> [GESTELLTE AUFGABE A]: Erläutern Sie anhand des Auszugs, warum Merkel den parallelen Prozess zur Schaffung einer vollständigen Einheitsregierung für sehr wichtig hält.

Merkel schränkte jedoch ein, in Libyen stehe man vor einer ganz anderen Situation als in der Türkei. Die Einheitsregierung habe nicht die Hoheit über das ganze Land. Der parallele Prozess zur Schaffung einer vollständigen Einheitsregierung mit Kontrolle über das ganze Land sei daher von großer Wichtigkeit.

Swing erläuterte, die Sicherheitslage in Libyen habe sich gebessert. Für seine Organisation seien inzwischen wieder 150 Mitarbeiter vor Ort. Merkel stellte dem Flüchtlingshilfswerk der Vereinten Nationen (UNHCR) und IOM für deren Arbeit in Libyen eine größere finanzielle Unterstützung in Aussicht. Sie sprach von bis zu 50 Millionen Euro für beide Organisationen pro Jahr.

Zustände in libyschen Lagern katastrophal

Der IOM-Generaldirektor sagte, rund 1,3 Millionen Menschen, die als Flüchtlinge nach Libyen gekommen sind, bräuchten Hilfe. Dazu kämen 250.000 Binnenvertriebene. Die IOM betreibt im Wüstenort Agadez im Nachbarland Niger ein Zentrum, wo Mitarbeiter gestrandete, vor allem zur Rückkehr in ihre Heimat bereite Flüchtlinge unterstützt. Swing hält es nach eigenen Worten für vorstellbar, dass auch in Libyen solch ein Zentrum aufgebaut werden könnte.

Die libysche Regierung beginne, Flüchtlingslager in offene Aufnahmelager umzugestalten, sagte er. Die Zustände in libyschen Lagern sind nach Angaben von Menschenrechtlern katastrophal. Merkel bezeichnete es als Problem, dass die internationalen Organisationen nur Zugang zu Einrichtungen der Regierung hätten, nicht aber zu solchen, die nicht unter deren Kontrolle stehen und als besonders menschenunwürdig gelten.

Macron für Asylverfahren in Libyen

Zur Idee des französischen Staatspräsidenten Emmanuel Macron, Asylverfahren in Libyen abzuhalten, äußerten sich Merkel, Swing und Grandi zurückhaltend. Es sei beispielsweise offen, wer die als schutzbedürftig eingestuften Menschen dann aufnimmt und wohin die Abgelehnten kommen sollen, sagte Swing. Merkel sagte zudem, solche Verfahren verbunden mit Resettlement-Programmen in Europa dürften nicht zum Faktor werden, der mehr Menschen ermutigt, die gefährliche Reise durch die Sahara anzutreten. Das deutsche Asylrecht schließt bislang die Möglichkeit aus, im Ausland ein Verfahren zu betreiben.

> [GESTELLTE AUFGABE B]: Benennen Sie in den Datenzeilen von der ersten Zeile bis zur Zeile mit „point [953, 303, 964, 315]“ jedes „x-tick-label“ in „x-axis-tick“ um. Geben Sie nur diese Zeilen wieder und lassen Sie alles andere unverändert.

> [GEGEBENE DATEN]:

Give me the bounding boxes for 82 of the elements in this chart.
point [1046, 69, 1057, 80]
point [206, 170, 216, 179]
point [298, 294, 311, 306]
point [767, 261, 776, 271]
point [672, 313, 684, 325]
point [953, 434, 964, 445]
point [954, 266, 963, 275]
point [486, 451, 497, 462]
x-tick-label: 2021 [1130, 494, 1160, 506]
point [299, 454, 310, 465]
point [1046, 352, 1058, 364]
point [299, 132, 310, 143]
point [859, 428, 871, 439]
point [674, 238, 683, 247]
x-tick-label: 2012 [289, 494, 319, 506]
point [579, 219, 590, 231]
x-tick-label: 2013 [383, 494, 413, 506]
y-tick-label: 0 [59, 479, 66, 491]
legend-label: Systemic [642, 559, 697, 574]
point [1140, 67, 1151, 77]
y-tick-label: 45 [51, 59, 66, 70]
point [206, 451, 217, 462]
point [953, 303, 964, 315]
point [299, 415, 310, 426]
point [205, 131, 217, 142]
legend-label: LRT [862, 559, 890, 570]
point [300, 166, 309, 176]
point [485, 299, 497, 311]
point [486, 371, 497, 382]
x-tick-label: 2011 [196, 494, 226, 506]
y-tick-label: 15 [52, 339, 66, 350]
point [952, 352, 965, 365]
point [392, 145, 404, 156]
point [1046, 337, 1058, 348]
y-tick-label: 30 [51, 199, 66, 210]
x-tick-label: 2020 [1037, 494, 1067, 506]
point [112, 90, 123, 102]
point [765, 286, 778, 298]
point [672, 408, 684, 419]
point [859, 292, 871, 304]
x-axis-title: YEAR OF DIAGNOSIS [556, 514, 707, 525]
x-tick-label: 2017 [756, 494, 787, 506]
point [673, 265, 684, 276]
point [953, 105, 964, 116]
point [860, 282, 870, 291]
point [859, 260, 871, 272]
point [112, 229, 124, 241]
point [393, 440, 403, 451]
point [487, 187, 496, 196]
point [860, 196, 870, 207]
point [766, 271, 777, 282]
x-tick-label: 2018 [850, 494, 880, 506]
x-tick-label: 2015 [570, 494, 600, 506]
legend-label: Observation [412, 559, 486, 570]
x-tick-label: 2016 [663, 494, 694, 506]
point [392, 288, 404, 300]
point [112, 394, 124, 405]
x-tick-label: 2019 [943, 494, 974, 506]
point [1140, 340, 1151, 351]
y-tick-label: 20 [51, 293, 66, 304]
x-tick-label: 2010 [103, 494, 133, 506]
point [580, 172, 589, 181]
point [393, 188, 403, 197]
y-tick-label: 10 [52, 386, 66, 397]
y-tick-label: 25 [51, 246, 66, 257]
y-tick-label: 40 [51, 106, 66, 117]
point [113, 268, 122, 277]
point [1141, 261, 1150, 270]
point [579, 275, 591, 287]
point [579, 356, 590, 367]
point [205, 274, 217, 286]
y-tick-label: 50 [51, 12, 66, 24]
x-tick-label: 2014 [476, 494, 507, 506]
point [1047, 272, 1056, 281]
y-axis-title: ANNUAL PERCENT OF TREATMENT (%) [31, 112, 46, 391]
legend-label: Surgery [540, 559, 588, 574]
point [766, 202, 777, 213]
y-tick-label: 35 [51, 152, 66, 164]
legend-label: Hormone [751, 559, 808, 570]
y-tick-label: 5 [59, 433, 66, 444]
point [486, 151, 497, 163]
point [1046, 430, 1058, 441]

> [VOLLSTÄNDIGE AUSGABE A]: Merkel betont, dass man in Libyen vor einer ganz anderen Situation stehe als in der Türkei, weil die Einheitsregierung nicht die Hoheit über das ganze Land habe. Daher sei es von großer Wichtigkeit, eine vollständige Einheitsregierung zu schaffen, die das ganze Land kontrolliert.

> [VOLLSTÄNDIGE AUSGABE B]:
Give me the bounding boxes for 82 of the elements in this chart.
point [1046, 69, 1057, 80]
point [206, 170, 216, 179]
point [298, 294, 311, 306]
point [767, 261, 776, 271]
point [672, 313, 684, 325]
point [953, 434, 964, 445]
point [954, 266, 963, 275]
point [486, 451, 497, 462]
x-axis-tick: 2021 [1130, 494, 1160, 506]
point [299, 454, 310, 465]
point [1046, 352, 1058, 364]
point [299, 132, 310, 143]
point [859, 428, 871, 439]
point [674, 238, 683, 247]
x-axis-tick: 2012 [289, 494, 319, 506]
point [579, 219, 590, 231]
x-axis-tick: 2013 [383, 494, 413, 506]
y-tick-label: 0 [59, 479, 66, 491]
legend-label: Systemic [642, 559, 697, 574]
point [1140, 67, 1151, 77]
y-tick-label: 45 [51, 59, 66, 70]
point [206, 451, 217, 462]
point [953, 303, 964, 315]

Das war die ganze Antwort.